Do any lines in the data below contain "tower"? If so, copy every one of them.

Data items

-=-=-=-=-

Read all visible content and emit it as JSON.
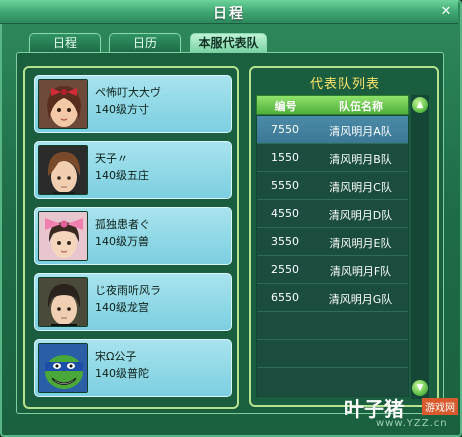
{
  "window": {
    "title": "日程",
    "close_glyph": "✕"
  },
  "tabs": [
    {
      "label": "日程",
      "active": false
    },
    {
      "label": "日历",
      "active": false
    },
    {
      "label": "本服代表队",
      "active": true
    }
  ],
  "team_members": [
    {
      "name": "ペ怖叮大大ヴ",
      "info": "140级方寸",
      "avatar": "girl-red-bow"
    },
    {
      "name": "天子〃",
      "info": "140级五庄",
      "avatar": "boy-brown-hair"
    },
    {
      "name": "孤独患者ぐ",
      "info": "140级万兽",
      "avatar": "girl-pink-bow"
    },
    {
      "name": "じ夜雨听风ラ",
      "info": "140级龙宫",
      "avatar": "boy-dark-hair"
    },
    {
      "name": "宋Ω公子",
      "info": "140级普陀",
      "avatar": "ninja-turtle"
    }
  ],
  "team_list": {
    "title": "代表队列表",
    "headers": {
      "id": "编号",
      "name": "队伍名称"
    },
    "rows": [
      {
        "id": "7550",
        "name": "清风明月A队",
        "selected": true
      },
      {
        "id": "1550",
        "name": "清风明月B队",
        "selected": false
      },
      {
        "id": "5550",
        "name": "清风明月C队",
        "selected": false
      },
      {
        "id": "4550",
        "name": "清风明月D队",
        "selected": false
      },
      {
        "id": "3550",
        "name": "清风明月E队",
        "selected": false
      },
      {
        "id": "2550",
        "name": "清风明月F队",
        "selected": false
      },
      {
        "id": "6550",
        "name": "清风明月G队",
        "selected": false
      }
    ],
    "scroll_up_glyph": "▲",
    "scroll_down_glyph": "▼"
  },
  "watermark": {
    "main": "叶子猪",
    "sub": "游戏网",
    "url": "www.YZZ.cn"
  },
  "colors": {
    "window_bg": "#1f6e48",
    "panel_border": "#b6e28f",
    "card_bg": "#a8e3ee",
    "header_green": "#8fe36a",
    "selected_row": "#4a8ba8",
    "title_yellow": "#ffe56a"
  }
}
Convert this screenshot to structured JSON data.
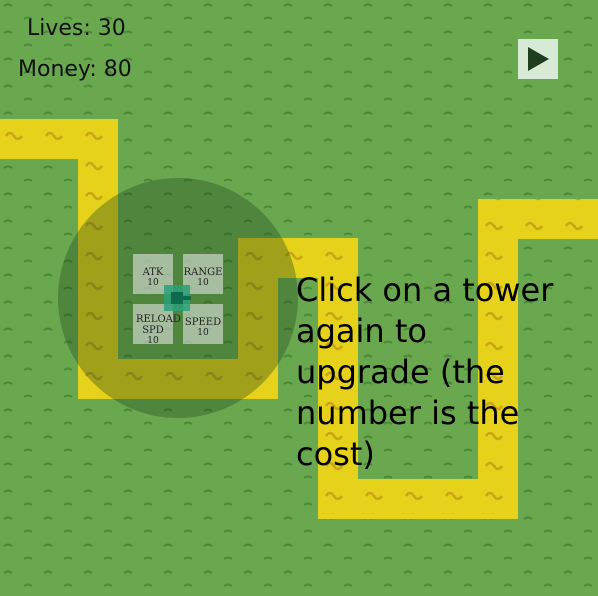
{
  "hud": {
    "lives": "Lives: 30",
    "money": "Money: 80"
  },
  "controls": {
    "play_icon": "play-icon"
  },
  "upgrades": [
    {
      "label": "ATK",
      "cost": "10"
    },
    {
      "label": "RANGE",
      "cost": "10"
    },
    {
      "label": "RELOAD SPD",
      "cost": "10"
    },
    {
      "label": "SPEED",
      "cost": "10"
    }
  ],
  "tutorial": {
    "text": "Click on a tower again to upgrade (the number is the cost)"
  },
  "colors": {
    "grass": "#6aa84f",
    "path": "#e6d21a",
    "range": "#2e5a2a",
    "tower": "#1e8f6a"
  }
}
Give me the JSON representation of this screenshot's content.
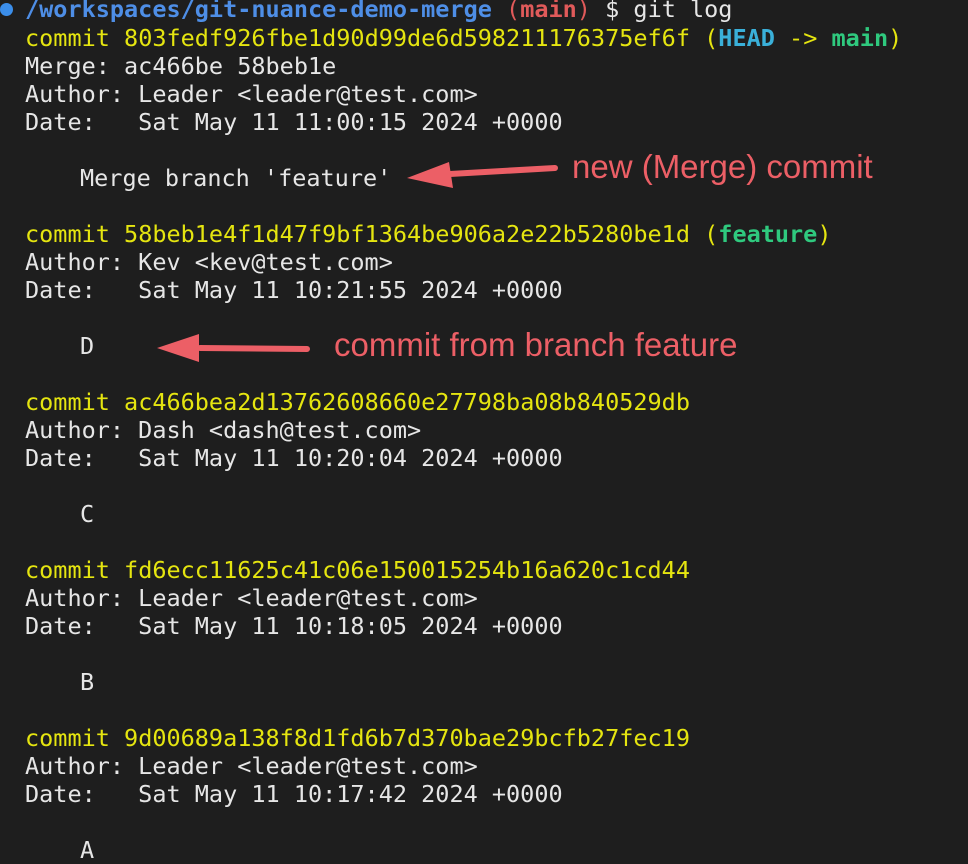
{
  "prompt": {
    "path": "/workspaces/git-nuance-demo-merge",
    "branch": "main",
    "symbol": "$",
    "command": "git log"
  },
  "commits": [
    {
      "label": "commit",
      "hash": "803fedf926fbe1d90d99de6d598211176375ef6f",
      "refs": {
        "head": "HEAD",
        "arrow": "->",
        "branch": "main"
      },
      "merge": "Merge: ac466be 58beb1e",
      "author": "Author: Leader <leader@test.com>",
      "date": "Date:   Sat May 11 11:00:15 2024 +0000",
      "message": "Merge branch 'feature'"
    },
    {
      "label": "commit",
      "hash": "58beb1e4f1d47f9bf1364be906a2e22b5280be1d",
      "refs": {
        "branch": "feature"
      },
      "author": "Author: Kev <kev@test.com>",
      "date": "Date:   Sat May 11 10:21:55 2024 +0000",
      "message": "D"
    },
    {
      "label": "commit",
      "hash": "ac466bea2d13762608660e27798ba08b840529db",
      "author": "Author: Dash <dash@test.com>",
      "date": "Date:   Sat May 11 10:20:04 2024 +0000",
      "message": "C"
    },
    {
      "label": "commit",
      "hash": "fd6ecc11625c41c06e150015254b16a620c1cd44",
      "author": "Author: Leader <leader@test.com>",
      "date": "Date:   Sat May 11 10:18:05 2024 +0000",
      "message": "B"
    },
    {
      "label": "commit",
      "hash": "9d00689a138f8d1fd6b7d370bae29bcfb27fec19",
      "author": "Author: Leader <leader@test.com>",
      "date": "Date:   Sat May 11 10:17:42 2024 +0000",
      "message": "A"
    }
  ],
  "annotations": {
    "merge_commit": "new (Merge) commit",
    "feature_commit": "commit from branch feature"
  },
  "colors": {
    "background": "#1e1e1e",
    "hash": "#e5e510",
    "head": "#3ab0d9",
    "branch_ref": "#2fc97e",
    "path": "#4e8ee6",
    "annotation": "#ec5f66"
  }
}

-=-=-=-=-

EXERCISE OUTPUT:
    "text": "Click on a tower again to upgrade (the number is the cost)"
    "tower": "#1e8f6a"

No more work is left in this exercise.